__WHAT IS EXPECTED__
Each line below either holds the string "Overdue" or doesn't. Count those that do and give only the number.

Collected data
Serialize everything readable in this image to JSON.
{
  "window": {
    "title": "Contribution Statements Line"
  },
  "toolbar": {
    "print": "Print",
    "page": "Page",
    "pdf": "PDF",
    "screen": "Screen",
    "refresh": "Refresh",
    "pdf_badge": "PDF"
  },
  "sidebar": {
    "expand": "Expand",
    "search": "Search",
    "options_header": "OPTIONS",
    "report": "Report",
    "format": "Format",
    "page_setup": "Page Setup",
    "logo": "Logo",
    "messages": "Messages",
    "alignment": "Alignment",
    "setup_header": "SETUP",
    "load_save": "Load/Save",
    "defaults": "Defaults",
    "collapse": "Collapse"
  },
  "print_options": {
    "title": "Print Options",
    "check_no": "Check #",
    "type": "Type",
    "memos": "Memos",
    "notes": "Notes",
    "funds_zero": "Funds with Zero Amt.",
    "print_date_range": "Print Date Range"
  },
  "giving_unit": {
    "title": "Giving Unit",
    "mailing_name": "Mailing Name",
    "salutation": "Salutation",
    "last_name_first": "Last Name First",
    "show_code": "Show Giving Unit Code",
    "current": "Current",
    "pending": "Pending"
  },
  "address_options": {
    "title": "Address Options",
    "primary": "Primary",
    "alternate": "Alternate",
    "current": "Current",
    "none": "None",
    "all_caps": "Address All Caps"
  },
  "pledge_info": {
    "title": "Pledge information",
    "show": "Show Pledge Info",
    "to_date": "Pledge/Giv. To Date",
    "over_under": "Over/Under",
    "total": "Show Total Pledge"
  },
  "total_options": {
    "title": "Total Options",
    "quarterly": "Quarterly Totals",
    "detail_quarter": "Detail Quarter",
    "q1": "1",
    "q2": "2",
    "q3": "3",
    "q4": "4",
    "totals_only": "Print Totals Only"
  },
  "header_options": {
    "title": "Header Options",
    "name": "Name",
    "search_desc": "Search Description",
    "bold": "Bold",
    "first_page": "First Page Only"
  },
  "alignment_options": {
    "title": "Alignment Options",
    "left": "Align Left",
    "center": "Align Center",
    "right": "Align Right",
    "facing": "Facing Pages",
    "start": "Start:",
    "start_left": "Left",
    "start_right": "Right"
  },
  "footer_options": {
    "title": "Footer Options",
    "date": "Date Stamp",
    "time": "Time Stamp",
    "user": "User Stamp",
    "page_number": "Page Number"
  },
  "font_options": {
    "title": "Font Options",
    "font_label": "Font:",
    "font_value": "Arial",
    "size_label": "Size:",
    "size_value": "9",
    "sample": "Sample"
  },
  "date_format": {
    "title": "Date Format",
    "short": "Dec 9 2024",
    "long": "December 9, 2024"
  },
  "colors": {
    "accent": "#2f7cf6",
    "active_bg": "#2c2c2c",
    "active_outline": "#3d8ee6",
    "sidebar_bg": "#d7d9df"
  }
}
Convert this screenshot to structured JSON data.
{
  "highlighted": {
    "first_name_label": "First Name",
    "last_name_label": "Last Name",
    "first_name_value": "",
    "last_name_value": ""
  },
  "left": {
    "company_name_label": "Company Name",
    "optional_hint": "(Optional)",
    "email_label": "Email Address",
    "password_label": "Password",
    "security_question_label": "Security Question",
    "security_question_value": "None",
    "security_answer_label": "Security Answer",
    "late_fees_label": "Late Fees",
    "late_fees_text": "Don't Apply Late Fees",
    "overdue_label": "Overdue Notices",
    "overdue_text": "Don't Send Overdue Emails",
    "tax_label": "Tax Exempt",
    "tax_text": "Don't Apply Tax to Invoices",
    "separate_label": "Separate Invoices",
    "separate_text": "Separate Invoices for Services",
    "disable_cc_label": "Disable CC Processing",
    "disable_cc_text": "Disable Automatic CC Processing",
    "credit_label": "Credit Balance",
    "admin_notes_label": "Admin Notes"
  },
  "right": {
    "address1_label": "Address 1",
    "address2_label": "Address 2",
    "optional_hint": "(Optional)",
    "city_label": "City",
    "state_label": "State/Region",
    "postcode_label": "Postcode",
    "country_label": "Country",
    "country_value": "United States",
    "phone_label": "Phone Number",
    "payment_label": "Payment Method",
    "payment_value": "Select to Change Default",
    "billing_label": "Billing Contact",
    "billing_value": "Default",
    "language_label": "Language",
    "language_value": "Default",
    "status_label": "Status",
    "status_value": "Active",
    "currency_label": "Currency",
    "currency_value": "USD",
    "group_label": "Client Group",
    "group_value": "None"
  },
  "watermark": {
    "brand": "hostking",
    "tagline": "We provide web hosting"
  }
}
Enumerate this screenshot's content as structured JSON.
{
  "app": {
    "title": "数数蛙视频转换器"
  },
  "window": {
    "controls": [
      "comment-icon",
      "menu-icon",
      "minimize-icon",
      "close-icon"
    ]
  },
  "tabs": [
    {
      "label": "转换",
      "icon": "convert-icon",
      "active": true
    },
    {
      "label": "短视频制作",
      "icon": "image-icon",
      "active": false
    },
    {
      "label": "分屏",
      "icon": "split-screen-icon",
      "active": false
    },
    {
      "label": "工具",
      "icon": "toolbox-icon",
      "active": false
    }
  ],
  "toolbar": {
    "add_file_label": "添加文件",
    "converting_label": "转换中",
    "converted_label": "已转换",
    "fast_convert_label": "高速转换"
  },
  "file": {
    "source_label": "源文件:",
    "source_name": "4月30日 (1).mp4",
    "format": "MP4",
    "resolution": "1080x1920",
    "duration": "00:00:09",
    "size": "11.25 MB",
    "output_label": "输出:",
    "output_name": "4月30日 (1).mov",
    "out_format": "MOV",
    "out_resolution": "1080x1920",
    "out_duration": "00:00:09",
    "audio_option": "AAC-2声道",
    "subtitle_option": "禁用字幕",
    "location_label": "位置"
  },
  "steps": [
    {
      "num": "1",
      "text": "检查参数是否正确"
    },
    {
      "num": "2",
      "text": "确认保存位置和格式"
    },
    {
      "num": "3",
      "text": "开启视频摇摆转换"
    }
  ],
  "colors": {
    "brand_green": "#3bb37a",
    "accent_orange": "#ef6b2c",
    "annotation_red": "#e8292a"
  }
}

__ANSWER TO THIS EXERCISE__
2